---------- Input ----------

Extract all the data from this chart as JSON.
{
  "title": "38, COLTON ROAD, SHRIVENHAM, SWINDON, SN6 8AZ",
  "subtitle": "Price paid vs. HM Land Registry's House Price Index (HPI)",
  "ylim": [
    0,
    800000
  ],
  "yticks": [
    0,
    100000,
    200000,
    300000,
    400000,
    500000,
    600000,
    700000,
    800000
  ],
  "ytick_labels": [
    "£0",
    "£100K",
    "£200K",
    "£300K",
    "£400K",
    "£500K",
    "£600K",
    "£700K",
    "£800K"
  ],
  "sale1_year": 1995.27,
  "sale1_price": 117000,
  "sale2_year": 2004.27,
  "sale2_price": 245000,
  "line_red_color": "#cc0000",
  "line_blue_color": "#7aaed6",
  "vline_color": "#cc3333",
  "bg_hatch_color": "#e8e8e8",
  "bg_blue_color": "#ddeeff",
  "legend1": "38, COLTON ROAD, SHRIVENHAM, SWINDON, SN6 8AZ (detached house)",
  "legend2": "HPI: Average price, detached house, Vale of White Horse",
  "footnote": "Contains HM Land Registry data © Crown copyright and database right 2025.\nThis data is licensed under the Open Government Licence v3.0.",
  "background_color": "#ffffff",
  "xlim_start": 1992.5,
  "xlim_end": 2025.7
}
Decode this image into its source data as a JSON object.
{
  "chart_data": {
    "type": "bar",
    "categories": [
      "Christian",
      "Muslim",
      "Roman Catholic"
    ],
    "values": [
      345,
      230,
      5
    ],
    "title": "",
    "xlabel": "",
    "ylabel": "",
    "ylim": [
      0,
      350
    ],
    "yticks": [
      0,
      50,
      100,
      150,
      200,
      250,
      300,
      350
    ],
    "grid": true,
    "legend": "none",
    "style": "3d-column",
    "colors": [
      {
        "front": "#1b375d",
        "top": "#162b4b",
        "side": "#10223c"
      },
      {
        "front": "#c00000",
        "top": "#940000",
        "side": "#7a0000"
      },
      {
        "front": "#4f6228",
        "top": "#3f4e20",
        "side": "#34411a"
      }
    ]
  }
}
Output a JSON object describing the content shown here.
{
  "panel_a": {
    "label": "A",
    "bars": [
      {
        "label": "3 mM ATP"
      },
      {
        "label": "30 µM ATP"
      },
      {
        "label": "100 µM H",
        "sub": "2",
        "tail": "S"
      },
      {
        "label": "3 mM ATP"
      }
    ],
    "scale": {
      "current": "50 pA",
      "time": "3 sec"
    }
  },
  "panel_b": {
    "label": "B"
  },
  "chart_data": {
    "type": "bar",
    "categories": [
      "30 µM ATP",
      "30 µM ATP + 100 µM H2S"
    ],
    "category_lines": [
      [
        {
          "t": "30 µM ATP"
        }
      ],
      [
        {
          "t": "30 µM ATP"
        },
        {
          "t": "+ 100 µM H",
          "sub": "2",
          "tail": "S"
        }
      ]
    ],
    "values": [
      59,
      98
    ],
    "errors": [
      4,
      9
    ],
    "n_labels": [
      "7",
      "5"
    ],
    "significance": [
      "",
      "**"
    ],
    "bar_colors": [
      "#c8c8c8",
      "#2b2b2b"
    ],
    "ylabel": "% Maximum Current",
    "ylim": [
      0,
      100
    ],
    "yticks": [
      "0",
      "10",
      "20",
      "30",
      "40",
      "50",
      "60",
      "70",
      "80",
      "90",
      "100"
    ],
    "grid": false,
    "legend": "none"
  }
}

----------

▶ Prompt: Go through the records above, find every line with the word "detached", and list those lines.

▶ Full output:
  "legend1": "38, COLTON ROAD, SHRIVENHAM, SWINDON, SN6 8AZ (detached house)",
  "legend2": "HPI: Average price, detached house, Vale of White Horse",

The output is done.